- [What is asked]: What is the number of lines in these entries that include "Electrical"? Write that number and no other text.

Stored items from a collection:
———

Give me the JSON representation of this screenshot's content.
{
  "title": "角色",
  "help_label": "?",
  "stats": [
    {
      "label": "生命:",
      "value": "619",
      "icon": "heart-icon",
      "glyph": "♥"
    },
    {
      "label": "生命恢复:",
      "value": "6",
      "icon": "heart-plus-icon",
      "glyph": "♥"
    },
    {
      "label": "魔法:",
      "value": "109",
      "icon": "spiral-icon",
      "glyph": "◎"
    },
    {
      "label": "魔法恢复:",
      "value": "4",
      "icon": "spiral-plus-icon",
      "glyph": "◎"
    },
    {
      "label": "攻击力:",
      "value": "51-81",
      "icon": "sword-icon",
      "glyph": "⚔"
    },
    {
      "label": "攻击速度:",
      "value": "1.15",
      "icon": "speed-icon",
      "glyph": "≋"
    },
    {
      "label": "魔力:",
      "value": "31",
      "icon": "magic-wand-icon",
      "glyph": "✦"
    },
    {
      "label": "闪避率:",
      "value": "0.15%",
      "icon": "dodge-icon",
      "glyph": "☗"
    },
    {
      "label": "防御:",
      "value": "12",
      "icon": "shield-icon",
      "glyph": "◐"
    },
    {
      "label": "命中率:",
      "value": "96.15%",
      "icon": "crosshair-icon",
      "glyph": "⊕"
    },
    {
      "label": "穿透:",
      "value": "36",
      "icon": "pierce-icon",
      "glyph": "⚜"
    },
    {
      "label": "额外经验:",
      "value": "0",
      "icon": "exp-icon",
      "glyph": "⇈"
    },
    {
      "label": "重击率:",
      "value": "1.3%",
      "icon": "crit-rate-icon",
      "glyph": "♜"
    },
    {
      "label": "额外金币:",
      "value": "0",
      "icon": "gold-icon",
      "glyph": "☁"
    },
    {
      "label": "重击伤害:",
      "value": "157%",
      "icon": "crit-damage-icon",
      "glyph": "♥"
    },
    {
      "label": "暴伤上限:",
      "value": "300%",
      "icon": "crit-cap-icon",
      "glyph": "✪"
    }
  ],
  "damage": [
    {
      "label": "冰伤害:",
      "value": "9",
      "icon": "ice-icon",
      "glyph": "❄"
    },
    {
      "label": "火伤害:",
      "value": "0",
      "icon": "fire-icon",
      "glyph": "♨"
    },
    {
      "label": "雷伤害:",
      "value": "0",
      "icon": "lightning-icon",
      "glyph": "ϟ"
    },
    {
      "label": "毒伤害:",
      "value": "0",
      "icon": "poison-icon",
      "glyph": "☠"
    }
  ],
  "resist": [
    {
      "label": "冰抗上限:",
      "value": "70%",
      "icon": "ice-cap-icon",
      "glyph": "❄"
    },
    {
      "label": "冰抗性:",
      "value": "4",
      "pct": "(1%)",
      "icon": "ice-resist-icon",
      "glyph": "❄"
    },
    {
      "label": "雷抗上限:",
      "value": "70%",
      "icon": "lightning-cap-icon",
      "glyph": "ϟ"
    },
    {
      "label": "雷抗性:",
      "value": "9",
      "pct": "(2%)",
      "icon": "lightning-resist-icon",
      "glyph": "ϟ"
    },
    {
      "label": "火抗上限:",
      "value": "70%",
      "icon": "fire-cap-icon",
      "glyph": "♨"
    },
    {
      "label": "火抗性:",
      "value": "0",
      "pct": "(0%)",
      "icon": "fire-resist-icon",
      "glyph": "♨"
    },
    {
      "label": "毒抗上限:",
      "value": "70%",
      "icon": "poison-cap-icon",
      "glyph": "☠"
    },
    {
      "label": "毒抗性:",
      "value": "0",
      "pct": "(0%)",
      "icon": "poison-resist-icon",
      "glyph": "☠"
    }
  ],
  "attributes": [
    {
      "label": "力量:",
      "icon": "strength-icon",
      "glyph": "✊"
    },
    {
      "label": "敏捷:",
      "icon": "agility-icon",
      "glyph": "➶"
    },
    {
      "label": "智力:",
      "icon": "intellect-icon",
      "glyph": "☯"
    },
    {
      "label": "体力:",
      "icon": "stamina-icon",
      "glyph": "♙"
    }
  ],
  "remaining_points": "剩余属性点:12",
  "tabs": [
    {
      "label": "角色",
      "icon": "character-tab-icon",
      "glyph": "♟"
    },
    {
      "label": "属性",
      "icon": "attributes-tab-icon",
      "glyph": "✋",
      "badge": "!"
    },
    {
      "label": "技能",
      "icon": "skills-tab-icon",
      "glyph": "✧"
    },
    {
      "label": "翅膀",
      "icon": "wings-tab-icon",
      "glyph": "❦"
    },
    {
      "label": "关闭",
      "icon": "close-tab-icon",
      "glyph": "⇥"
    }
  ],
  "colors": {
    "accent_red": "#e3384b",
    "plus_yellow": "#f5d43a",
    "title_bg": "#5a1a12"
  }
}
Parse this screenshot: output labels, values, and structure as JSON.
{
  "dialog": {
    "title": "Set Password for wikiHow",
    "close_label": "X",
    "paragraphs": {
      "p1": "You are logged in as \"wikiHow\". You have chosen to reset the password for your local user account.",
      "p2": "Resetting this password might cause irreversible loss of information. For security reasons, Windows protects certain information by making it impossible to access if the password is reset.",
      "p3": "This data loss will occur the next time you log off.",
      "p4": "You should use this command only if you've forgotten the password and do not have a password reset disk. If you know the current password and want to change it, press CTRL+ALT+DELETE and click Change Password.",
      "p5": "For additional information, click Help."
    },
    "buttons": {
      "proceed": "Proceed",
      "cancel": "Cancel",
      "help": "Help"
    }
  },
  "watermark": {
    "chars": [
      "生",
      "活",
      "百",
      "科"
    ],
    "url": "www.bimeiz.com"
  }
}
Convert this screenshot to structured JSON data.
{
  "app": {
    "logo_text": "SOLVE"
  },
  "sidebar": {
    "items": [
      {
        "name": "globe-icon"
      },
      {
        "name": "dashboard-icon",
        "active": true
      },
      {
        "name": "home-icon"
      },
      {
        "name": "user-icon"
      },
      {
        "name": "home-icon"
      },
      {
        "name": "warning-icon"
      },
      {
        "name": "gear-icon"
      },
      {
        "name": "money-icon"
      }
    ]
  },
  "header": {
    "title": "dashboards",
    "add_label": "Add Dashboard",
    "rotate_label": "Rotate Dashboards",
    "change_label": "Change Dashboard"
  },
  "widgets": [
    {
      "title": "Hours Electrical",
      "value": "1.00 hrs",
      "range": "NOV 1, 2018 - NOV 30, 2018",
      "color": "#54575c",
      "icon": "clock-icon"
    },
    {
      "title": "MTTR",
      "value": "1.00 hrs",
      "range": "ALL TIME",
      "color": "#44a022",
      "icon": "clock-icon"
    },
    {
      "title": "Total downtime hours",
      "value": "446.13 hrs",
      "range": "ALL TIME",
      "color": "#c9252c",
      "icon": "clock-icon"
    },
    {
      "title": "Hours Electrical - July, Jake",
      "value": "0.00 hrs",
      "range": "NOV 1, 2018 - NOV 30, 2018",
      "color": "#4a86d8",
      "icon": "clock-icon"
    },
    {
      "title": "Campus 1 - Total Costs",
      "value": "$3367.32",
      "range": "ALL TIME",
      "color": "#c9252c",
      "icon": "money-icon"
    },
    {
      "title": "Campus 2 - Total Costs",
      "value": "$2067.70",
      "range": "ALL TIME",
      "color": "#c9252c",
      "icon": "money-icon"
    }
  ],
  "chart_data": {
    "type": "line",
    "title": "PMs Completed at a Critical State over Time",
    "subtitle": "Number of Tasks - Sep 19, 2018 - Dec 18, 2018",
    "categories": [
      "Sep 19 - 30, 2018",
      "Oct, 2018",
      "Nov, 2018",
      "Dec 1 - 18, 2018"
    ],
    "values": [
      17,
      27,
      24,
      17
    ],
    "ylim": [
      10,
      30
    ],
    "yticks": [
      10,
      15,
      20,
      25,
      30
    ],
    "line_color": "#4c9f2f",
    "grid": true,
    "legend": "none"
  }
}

———

- [Full solution]: 2